BEGIN
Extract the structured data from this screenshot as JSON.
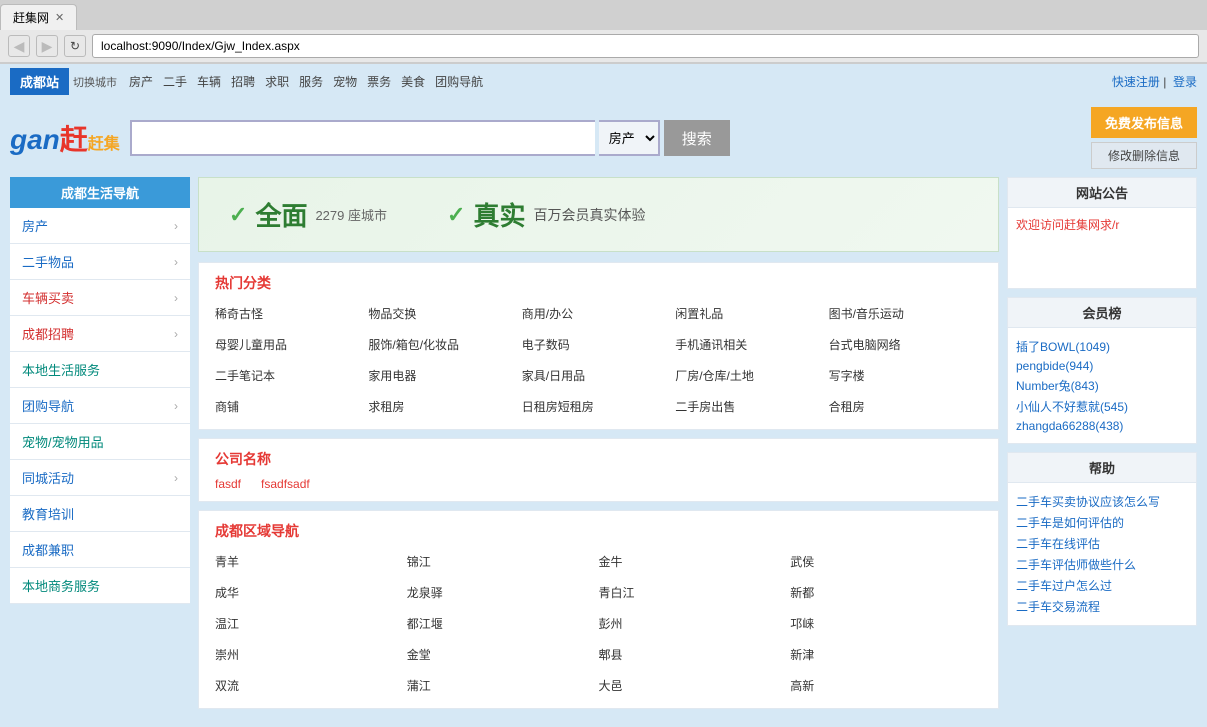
{
  "browser": {
    "tab_title": "赶集网",
    "url": "localhost:9090/Index/Gjw_Index.aspx"
  },
  "topnav": {
    "city": "成都站",
    "switch_city": "切换城市",
    "links": [
      "房产",
      "二手",
      "车辆",
      "招聘",
      "求职",
      "服务",
      "宠物",
      "票务",
      "美食",
      "团购导航"
    ],
    "right_register": "快速注册",
    "right_login": "登录"
  },
  "header": {
    "logo_gan": "gan",
    "logo_ji_icon": "赶",
    "logo_text": "赶集",
    "search_placeholder": "",
    "search_category": "房产",
    "search_button": "搜索",
    "publish_btn": "免费发布信息",
    "modify_btn": "修改删除信息"
  },
  "sidebar": {
    "title": "成都生活导航",
    "items": [
      {
        "label": "房产",
        "style": "blue"
      },
      {
        "label": "二手物品",
        "style": "blue"
      },
      {
        "label": "车辆买卖",
        "style": "red"
      },
      {
        "label": "成都招聘",
        "style": "red"
      },
      {
        "label": "本地生活服务",
        "style": "teal"
      },
      {
        "label": "团购导航",
        "style": "blue"
      },
      {
        "label": "宠物/宠物用品",
        "style": "teal"
      },
      {
        "label": "同城活动",
        "style": "blue"
      },
      {
        "label": "教育培训",
        "style": "blue"
      },
      {
        "label": "成都兼职",
        "style": "blue"
      },
      {
        "label": "本地商务服务",
        "style": "teal"
      }
    ]
  },
  "banner": {
    "check1": "✓",
    "main1": "全面",
    "count1": "2279 座城市",
    "check2": "✓",
    "main2": "真实",
    "sub2": "百万会员真实体验"
  },
  "hot": {
    "title": "热门分类",
    "categories": [
      "稀奇古怪",
      "物品交换",
      "商用/办公",
      "闲置礼品",
      "图书/音乐运动",
      "母婴儿童用品",
      "服饰/箱包/化妆品",
      "电子数码",
      "手机通讯相关",
      "台式电脑网络",
      "二手笔记本",
      "家用电器",
      "家具/日用品",
      "厂房/仓库/土地",
      "写字楼",
      "商铺",
      "求租房",
      "日租房短租房",
      "二手房出售",
      "合租房"
    ]
  },
  "company": {
    "title": "公司名称",
    "items": [
      "fasdf",
      "fsadfsadf"
    ]
  },
  "area": {
    "title": "成都区域导航",
    "items": [
      "青羊",
      "锦江",
      "金牛",
      "武侯",
      "成华",
      "龙泉驿",
      "青白江",
      "新都",
      "温江",
      "都江堰",
      "彭州",
      "邛崃",
      "崇州",
      "金堂",
      "郫县",
      "新津",
      "双流",
      "蒲江",
      "大邑",
      "高新"
    ]
  },
  "right": {
    "notice_title": "网站公告",
    "notice_link": "欢迎访问赶集网求/r",
    "member_title": "会员榜",
    "members": [
      "插了BOWL(1049)",
      "pengbide(944)",
      "Number兔(843)",
      "小仙人不好惹就(545)",
      "zhangda66288(438)"
    ],
    "help_title": "帮助",
    "help_items": [
      "二手车买卖协议应该怎么写",
      "二手车是如何评估的",
      "二手车在线评估",
      "二手车评估师做些什么",
      "二手车过户怎么过",
      "二手车交易流程"
    ]
  }
}
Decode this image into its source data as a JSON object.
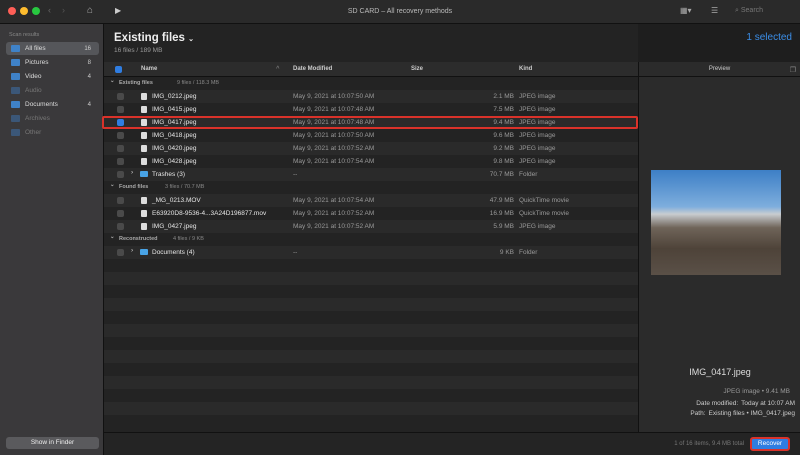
{
  "window": {
    "title": "SD CARD – All recovery methods",
    "search_placeholder": "Search"
  },
  "sidebar": {
    "heading": "Scan results",
    "items": [
      {
        "label": "All files",
        "count": "16",
        "active": true
      },
      {
        "label": "Pictures",
        "count": "8"
      },
      {
        "label": "Video",
        "count": "4"
      },
      {
        "label": "Audio",
        "count": "",
        "dim": true
      },
      {
        "label": "Documents",
        "count": "4"
      },
      {
        "label": "Archives",
        "count": "",
        "dim": true
      },
      {
        "label": "Other",
        "count": "",
        "dim": true
      }
    ],
    "show_in_finder": "Show in Finder"
  },
  "main": {
    "title": "Existing files",
    "subtitle": "16 files / 189 MB",
    "selected": "1 selected",
    "columns": {
      "name": "Name",
      "date": "Date Modified",
      "size": "Size",
      "kind": "Kind"
    },
    "rows": [
      {
        "group": "Existing files",
        "info": "9 files / 118.3 MB"
      },
      {
        "name": "IMG_0212.jpeg",
        "date": "May 9, 2021 at 10:07:50 AM",
        "size": "2.1 MB",
        "kind": "JPEG image"
      },
      {
        "name": "IMG_0415.jpeg",
        "date": "May 9, 2021 at 10:07:48 AM",
        "size": "7.5 MB",
        "kind": "JPEG image"
      },
      {
        "name": "IMG_0417.jpeg",
        "date": "May 9, 2021 at 10:07:48 AM",
        "size": "9.4 MB",
        "kind": "JPEG image",
        "checked": true
      },
      {
        "name": "IMG_0418.jpeg",
        "date": "May 9, 2021 at 10:07:50 AM",
        "size": "9.6 MB",
        "kind": "JPEG image"
      },
      {
        "name": "IMG_0420.jpeg",
        "date": "May 9, 2021 at 10:07:52 AM",
        "size": "9.2 MB",
        "kind": "JPEG image"
      },
      {
        "name": "IMG_0428.jpeg",
        "date": "May 9, 2021 at 10:07:54 AM",
        "size": "9.8 MB",
        "kind": "JPEG image"
      },
      {
        "name": "Trashes (3)",
        "date": "--",
        "size": "70.7 MB",
        "kind": "Folder",
        "folder": true
      },
      {
        "group": "Found files",
        "info": "3 files / 70.7 MB"
      },
      {
        "name": "_MG_0213.MOV",
        "date": "May 9, 2021 at 10:07:54 AM",
        "size": "47.9 MB",
        "kind": "QuickTime movie"
      },
      {
        "name": "E63920D8-9536-4...3A24D196877.mov",
        "date": "May 9, 2021 at 10:07:52 AM",
        "size": "16.9 MB",
        "kind": "QuickTime movie"
      },
      {
        "name": "IMG_0427.jpeg",
        "date": "May 9, 2021 at 10:07:52 AM",
        "size": "5.9 MB",
        "kind": "JPEG image"
      },
      {
        "group": "Reconstructed",
        "info": "4 files / 9 KB"
      },
      {
        "name": "Documents (4)",
        "date": "--",
        "size": "9 KB",
        "kind": "Folder",
        "folder": true
      }
    ]
  },
  "preview": {
    "header": "Preview",
    "filename": "IMG_0417.jpeg",
    "type_size": "JPEG image • 9.41 MB",
    "date_label": "Date modified:",
    "date_value": "Today at 10:07 AM",
    "path_label": "Path:",
    "path_value": "Existing files • IMG_0417.jpeg"
  },
  "footer": {
    "status": "1 of 16 items, 9.4 MB total",
    "recover": "Recover"
  }
}
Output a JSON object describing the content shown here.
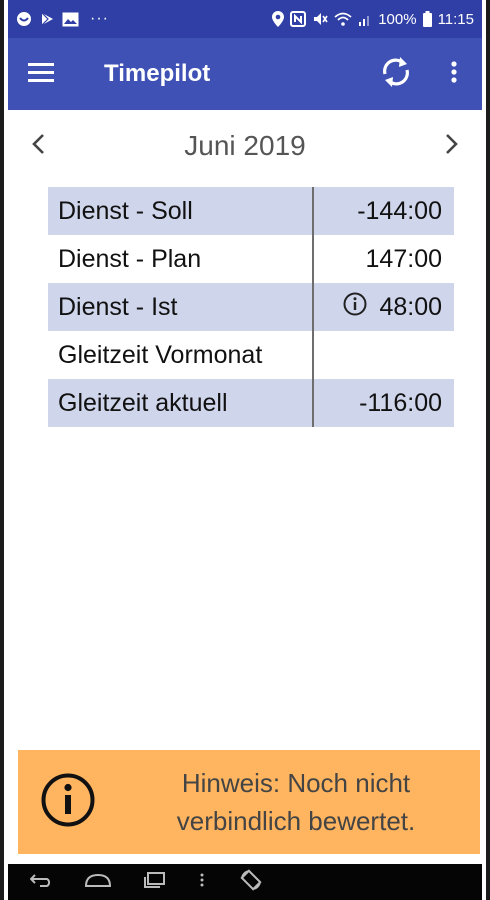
{
  "status_bar": {
    "left_icons": [
      "notification-circle-icon",
      "play-store-icon",
      "image-icon",
      "more-dots-icon"
    ],
    "dots": "···",
    "right_icons": [
      "location-icon",
      "nfc-icon",
      "mute-icon",
      "wifi-icon",
      "signal-icon"
    ],
    "battery": "100%",
    "time": "11:15"
  },
  "app_bar": {
    "title": "Timepilot",
    "icons": [
      "menu-icon",
      "sync-icon",
      "overflow-menu-icon"
    ]
  },
  "month_nav": {
    "label": "Juni 2019",
    "prev_icon": "chevron-left-icon",
    "next_icon": "chevron-right-icon"
  },
  "summary": {
    "rows": [
      {
        "label": "Dienst - Soll",
        "value": "-144:00",
        "info": false
      },
      {
        "label": "Dienst - Plan",
        "value": "147:00",
        "info": false
      },
      {
        "label": "Dienst - Ist",
        "value": "48:00",
        "info": true
      },
      {
        "label": "Gleitzeit Vormonat",
        "value": "",
        "info": false
      },
      {
        "label": "Gleitzeit aktuell",
        "value": "-116:00",
        "info": false
      }
    ]
  },
  "banner": {
    "line1": "Hinweis: Noch nicht",
    "line2": "verbindlich bewertet.",
    "icon": "info-icon",
    "color": "#ffb560"
  },
  "colors": {
    "primary": "#3f51b5",
    "status_bar": "#2f3fa6",
    "row_shade": "#cfd5ea"
  },
  "system_nav": {
    "icons": [
      "back-icon",
      "home-icon",
      "recents-icon",
      "keyboard-dot-icon",
      "rotate-icon"
    ]
  }
}
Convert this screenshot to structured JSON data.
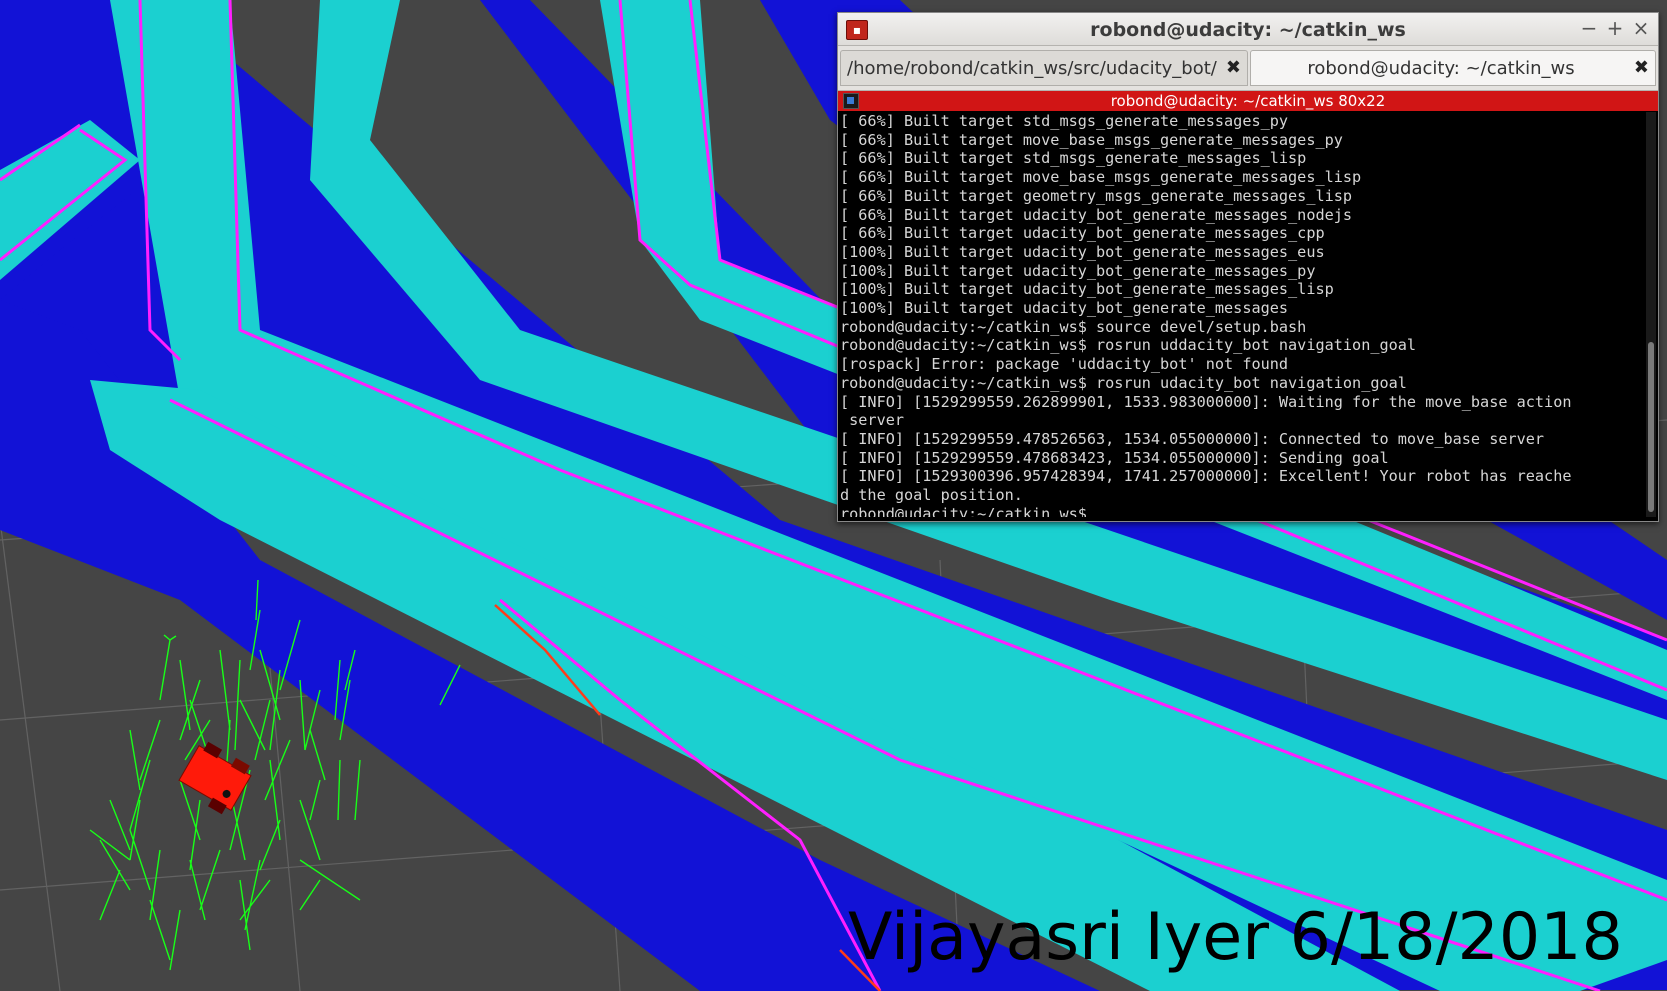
{
  "terminal": {
    "window_title": "robond@udacity: ~/catkin_ws",
    "tabs": [
      {
        "label": "/home/robond/catkin_ws/src/udacity_bot/l"
      },
      {
        "label": "robond@udacity: ~/catkin_ws"
      }
    ],
    "session_title": "robond@udacity: ~/catkin_ws 80x22",
    "lines": [
      "[ 66%] Built target std_msgs_generate_messages_py",
      "[ 66%] Built target move_base_msgs_generate_messages_py",
      "[ 66%] Built target std_msgs_generate_messages_lisp",
      "[ 66%] Built target move_base_msgs_generate_messages_lisp",
      "[ 66%] Built target geometry_msgs_generate_messages_lisp",
      "[ 66%] Built target udacity_bot_generate_messages_nodejs",
      "[ 66%] Built target udacity_bot_generate_messages_cpp",
      "[100%] Built target udacity_bot_generate_messages_eus",
      "[100%] Built target udacity_bot_generate_messages_py",
      "[100%] Built target udacity_bot_generate_messages_lisp",
      "[100%] Built target udacity_bot_generate_messages",
      "robond@udacity:~/catkin_ws$ source devel/setup.bash",
      "robond@udacity:~/catkin_ws$ rosrun uddacity_bot navigation_goal",
      "[rospack] Error: package 'uddacity_bot' not found",
      "robond@udacity:~/catkin_ws$ rosrun udacity_bot navigation_goal",
      "[ INFO] [1529299559.262899901, 1533.983000000]: Waiting for the move_base action",
      " server",
      "[ INFO] [1529299559.478526563, 1534.055000000]: Connected to move_base server",
      "[ INFO] [1529299559.478683423, 1534.055000000]: Sending goal",
      "[ INFO] [1529300396.957428394, 1741.257000000]: Excellent! Your robot has reache",
      "d the goal position.",
      "robond@udacity:~/catkin_ws$ "
    ]
  },
  "overlay_text": "Vijayasri Iyer  6/18/2018",
  "colors": {
    "background": "#454545",
    "costmap_free": "#1cd2d2",
    "costmap_inflation": "#1010d8",
    "costmap_edge": "#8a1040",
    "obstacle": "#ff22ff",
    "particles": "#00ff00",
    "robot": "#ff1a0a"
  },
  "icons": {
    "terminal_app": "terminal-app-icon",
    "minimize": "minimize-icon",
    "maximize": "maximize-icon",
    "close": "close-icon"
  },
  "window_controls": {
    "minimize": "−",
    "maximize": "+",
    "close": "×",
    "tab_close": "✖",
    "app_icon": "▪"
  }
}
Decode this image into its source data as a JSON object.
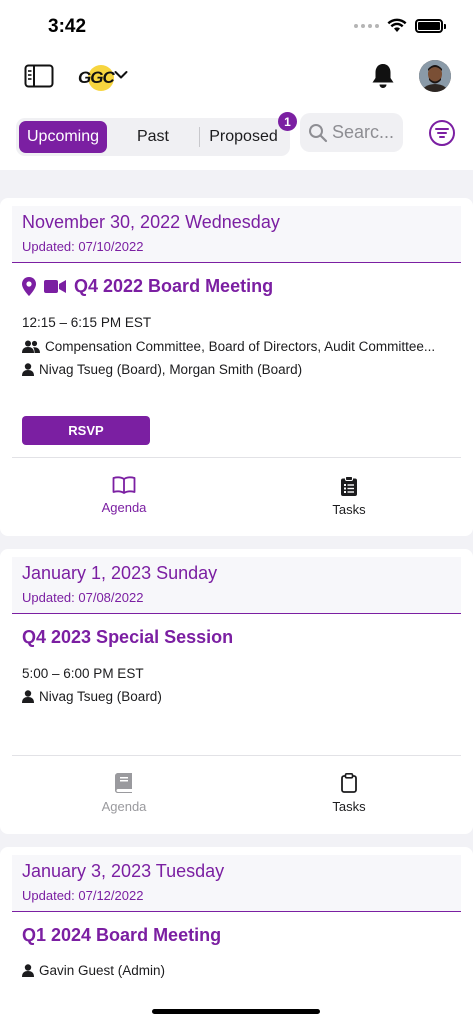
{
  "status_bar": {
    "time": "3:42"
  },
  "header": {
    "logo_text": "GGC"
  },
  "tabs": [
    {
      "label": "Upcoming",
      "active": true
    },
    {
      "label": "Past",
      "active": false
    },
    {
      "label": "Proposed",
      "active": false
    }
  ],
  "proposed_badge": "1",
  "search": {
    "placeholder": "Searc..."
  },
  "colors": {
    "accent": "#7b1fa2",
    "list_bg": "#f2f2f6",
    "muted": "#8e8e93"
  },
  "meetings": [
    {
      "date": "November 30, 2022 Wednesday",
      "updated": "Updated: 07/10/2022",
      "title": "Q4 2022 Board Meeting",
      "time": "12:15 – 6:15 PM EST",
      "committees": "Compensation Committee, Board of Directors, Audit Committee...",
      "attendees": "Nivag Tsueg (Board), Morgan Smith (Board)",
      "rsvp_label": "RSVP",
      "agenda_label": "Agenda",
      "tasks_label": "Tasks"
    },
    {
      "date": "January 1, 2023 Sunday",
      "updated": "Updated: 07/08/2022",
      "title": "Q4 2023 Special Session",
      "time": "5:00 – 6:00 PM EST",
      "attendees": "Nivag Tsueg (Board)",
      "agenda_label": "Agenda",
      "tasks_label": "Tasks"
    },
    {
      "date": "January 3, 2023 Tuesday",
      "updated": "Updated: 07/12/2022",
      "title": "Q1 2024 Board Meeting",
      "attendees": "Gavin Guest (Admin)"
    }
  ]
}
END
■ Aim of the exercise: List the lines of the material in which the word "attendees" occurs.

■ Result of the exercise:
      "attendees": "Nivag Tsueg (Board), Morgan Smith (Board)",
      "attendees": "Nivag Tsueg (Board)",
      "attendees": "Gavin Guest (Admin)"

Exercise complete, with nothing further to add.